[start of Extracted material]

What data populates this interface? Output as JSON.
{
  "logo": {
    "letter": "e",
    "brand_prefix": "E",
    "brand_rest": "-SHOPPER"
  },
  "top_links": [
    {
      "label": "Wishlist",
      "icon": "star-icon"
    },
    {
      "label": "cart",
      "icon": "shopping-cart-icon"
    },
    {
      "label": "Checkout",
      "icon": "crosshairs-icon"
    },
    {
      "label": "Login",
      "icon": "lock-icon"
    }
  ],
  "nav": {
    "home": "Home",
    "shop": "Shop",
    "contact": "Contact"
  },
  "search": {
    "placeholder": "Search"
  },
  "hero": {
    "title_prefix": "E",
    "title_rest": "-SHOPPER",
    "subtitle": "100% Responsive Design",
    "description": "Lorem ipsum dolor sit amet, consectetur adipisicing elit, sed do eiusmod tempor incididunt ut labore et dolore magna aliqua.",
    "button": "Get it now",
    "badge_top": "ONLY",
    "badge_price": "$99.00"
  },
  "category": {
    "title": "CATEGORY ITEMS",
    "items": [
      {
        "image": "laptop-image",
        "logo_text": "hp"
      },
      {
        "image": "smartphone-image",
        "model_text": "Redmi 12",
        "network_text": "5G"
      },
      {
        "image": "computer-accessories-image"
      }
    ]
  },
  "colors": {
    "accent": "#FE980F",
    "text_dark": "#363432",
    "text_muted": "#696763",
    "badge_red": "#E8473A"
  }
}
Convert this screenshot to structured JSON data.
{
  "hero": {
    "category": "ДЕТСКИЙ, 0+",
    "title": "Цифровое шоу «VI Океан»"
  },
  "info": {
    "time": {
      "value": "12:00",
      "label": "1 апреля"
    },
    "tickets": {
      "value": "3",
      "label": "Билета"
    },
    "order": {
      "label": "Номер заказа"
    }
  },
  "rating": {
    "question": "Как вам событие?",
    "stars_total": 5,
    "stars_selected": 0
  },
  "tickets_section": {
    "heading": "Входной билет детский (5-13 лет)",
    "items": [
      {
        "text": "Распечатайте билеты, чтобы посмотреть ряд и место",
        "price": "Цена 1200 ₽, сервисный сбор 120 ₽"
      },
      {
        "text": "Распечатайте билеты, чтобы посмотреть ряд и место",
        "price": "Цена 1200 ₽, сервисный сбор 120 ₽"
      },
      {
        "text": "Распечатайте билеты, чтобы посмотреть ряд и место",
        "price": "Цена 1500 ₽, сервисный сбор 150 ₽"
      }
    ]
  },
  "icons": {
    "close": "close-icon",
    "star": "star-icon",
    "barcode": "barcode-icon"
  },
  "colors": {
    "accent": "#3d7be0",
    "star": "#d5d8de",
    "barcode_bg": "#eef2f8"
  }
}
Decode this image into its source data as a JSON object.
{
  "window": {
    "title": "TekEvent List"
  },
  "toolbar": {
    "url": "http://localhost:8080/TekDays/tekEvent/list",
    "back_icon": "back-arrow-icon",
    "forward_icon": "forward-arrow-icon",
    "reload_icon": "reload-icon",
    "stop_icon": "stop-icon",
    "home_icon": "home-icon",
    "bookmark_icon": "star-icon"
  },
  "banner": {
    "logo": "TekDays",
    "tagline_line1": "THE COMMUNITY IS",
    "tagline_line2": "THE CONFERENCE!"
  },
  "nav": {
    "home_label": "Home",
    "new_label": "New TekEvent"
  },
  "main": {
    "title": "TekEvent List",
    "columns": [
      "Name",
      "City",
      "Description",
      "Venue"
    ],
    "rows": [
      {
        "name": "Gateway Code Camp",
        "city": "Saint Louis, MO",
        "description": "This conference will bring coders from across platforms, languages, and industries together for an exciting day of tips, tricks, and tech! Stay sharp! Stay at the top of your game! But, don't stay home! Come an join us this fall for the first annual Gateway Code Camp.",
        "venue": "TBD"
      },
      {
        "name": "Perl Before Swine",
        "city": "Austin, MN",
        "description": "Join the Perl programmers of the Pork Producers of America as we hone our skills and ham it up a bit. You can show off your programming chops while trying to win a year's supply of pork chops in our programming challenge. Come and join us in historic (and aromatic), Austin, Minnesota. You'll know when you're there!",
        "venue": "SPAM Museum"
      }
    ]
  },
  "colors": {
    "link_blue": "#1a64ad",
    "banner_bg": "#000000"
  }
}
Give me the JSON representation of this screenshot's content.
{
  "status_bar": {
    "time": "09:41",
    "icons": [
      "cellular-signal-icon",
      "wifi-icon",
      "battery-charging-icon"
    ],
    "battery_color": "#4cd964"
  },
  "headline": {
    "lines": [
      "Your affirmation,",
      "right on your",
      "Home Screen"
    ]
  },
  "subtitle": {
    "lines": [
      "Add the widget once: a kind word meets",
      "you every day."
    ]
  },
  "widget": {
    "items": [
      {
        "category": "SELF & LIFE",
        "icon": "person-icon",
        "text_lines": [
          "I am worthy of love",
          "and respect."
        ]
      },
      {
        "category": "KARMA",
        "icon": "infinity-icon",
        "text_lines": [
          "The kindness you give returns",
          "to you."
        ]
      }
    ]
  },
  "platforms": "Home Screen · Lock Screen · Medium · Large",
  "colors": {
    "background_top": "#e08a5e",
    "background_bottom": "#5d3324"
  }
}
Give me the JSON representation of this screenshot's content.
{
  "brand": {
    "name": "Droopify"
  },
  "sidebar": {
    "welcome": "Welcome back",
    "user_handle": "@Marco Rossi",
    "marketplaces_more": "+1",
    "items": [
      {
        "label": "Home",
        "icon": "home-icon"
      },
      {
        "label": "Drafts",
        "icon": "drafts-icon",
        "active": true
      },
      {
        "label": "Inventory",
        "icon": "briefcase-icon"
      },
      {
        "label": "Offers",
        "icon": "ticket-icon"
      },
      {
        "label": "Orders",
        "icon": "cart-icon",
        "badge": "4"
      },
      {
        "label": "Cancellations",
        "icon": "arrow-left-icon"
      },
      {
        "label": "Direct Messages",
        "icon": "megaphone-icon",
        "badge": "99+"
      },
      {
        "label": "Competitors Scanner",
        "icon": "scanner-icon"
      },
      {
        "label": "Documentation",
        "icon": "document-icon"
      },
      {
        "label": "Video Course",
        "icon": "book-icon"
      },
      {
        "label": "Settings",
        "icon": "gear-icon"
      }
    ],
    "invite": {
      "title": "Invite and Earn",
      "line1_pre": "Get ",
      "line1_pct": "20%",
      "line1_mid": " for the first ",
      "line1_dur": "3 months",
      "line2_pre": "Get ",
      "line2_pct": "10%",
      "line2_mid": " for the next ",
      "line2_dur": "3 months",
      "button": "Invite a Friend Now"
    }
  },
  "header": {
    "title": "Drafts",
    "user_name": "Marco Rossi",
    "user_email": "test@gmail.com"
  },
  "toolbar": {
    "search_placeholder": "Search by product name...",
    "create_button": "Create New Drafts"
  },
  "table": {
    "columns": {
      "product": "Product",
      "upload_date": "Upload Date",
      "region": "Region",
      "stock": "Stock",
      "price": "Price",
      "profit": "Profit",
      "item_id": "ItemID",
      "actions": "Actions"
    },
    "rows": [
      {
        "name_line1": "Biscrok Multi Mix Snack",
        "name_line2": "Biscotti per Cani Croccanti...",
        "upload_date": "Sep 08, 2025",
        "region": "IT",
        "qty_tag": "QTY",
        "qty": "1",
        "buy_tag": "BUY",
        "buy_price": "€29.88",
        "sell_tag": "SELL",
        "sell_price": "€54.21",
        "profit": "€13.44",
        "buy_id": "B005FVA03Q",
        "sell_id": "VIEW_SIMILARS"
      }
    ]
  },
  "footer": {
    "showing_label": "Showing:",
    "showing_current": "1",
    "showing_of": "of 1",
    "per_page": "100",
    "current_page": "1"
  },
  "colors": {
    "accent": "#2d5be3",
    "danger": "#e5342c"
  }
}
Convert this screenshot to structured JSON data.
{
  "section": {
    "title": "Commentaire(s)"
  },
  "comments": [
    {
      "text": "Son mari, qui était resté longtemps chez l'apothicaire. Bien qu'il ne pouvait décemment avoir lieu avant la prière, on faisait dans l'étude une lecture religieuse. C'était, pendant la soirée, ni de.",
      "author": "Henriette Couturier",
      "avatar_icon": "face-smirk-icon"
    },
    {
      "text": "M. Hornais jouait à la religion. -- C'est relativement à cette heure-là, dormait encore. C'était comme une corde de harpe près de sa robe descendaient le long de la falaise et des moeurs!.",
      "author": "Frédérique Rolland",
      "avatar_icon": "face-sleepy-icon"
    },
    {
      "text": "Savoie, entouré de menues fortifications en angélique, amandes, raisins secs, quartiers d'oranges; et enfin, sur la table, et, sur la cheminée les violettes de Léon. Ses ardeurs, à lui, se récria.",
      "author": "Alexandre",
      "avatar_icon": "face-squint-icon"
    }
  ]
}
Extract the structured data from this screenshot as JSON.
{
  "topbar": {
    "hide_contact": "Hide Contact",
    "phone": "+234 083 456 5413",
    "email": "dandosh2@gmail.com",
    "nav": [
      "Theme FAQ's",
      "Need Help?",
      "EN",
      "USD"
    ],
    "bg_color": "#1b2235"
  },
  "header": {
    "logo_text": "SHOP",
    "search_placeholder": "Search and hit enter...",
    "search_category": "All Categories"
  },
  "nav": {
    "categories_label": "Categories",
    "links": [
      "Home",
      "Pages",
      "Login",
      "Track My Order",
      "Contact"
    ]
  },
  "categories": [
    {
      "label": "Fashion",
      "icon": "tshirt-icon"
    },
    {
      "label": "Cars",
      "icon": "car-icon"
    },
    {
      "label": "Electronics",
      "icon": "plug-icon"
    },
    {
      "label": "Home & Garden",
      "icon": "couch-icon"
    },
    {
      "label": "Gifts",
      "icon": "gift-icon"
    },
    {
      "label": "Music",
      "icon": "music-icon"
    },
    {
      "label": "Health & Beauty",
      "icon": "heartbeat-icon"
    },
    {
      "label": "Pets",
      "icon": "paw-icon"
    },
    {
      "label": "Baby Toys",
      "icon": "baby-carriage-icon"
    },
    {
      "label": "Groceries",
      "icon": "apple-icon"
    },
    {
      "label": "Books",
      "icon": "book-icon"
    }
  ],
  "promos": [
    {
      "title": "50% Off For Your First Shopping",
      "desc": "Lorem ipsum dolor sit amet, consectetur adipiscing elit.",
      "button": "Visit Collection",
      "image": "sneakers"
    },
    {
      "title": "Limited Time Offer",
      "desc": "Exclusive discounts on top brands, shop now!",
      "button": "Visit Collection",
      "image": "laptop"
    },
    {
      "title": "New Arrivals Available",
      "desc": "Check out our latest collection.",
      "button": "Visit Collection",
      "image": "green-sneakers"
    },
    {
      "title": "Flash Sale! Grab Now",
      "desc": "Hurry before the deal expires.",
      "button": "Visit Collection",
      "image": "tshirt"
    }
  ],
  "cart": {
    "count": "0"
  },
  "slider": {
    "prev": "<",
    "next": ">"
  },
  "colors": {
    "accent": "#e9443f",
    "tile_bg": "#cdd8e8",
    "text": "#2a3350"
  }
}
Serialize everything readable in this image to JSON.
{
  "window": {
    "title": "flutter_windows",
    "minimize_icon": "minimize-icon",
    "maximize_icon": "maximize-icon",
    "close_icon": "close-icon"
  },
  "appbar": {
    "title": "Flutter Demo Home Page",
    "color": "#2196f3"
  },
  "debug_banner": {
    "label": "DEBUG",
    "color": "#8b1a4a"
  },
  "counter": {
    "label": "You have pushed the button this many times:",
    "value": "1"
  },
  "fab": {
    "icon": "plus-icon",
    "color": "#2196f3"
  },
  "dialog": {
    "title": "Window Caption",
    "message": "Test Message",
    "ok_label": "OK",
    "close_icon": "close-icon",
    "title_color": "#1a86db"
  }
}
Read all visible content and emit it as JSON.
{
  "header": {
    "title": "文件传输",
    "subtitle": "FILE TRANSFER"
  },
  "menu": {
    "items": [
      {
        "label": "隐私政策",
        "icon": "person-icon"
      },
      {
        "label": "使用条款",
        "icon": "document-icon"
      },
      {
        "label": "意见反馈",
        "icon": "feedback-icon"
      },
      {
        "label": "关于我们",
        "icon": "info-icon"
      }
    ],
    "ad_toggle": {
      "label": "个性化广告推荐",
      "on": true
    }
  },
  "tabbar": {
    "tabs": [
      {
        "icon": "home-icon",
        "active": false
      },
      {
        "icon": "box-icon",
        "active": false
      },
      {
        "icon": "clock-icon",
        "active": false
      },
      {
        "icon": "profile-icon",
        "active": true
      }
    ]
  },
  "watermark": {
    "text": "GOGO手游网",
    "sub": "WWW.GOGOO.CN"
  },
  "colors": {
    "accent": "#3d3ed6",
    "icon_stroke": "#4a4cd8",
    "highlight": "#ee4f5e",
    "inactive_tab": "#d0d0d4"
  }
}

[end of Extracted material]

State the number of lines in the records that include "Lorem", and write nothing else.

-- Problem solution --
2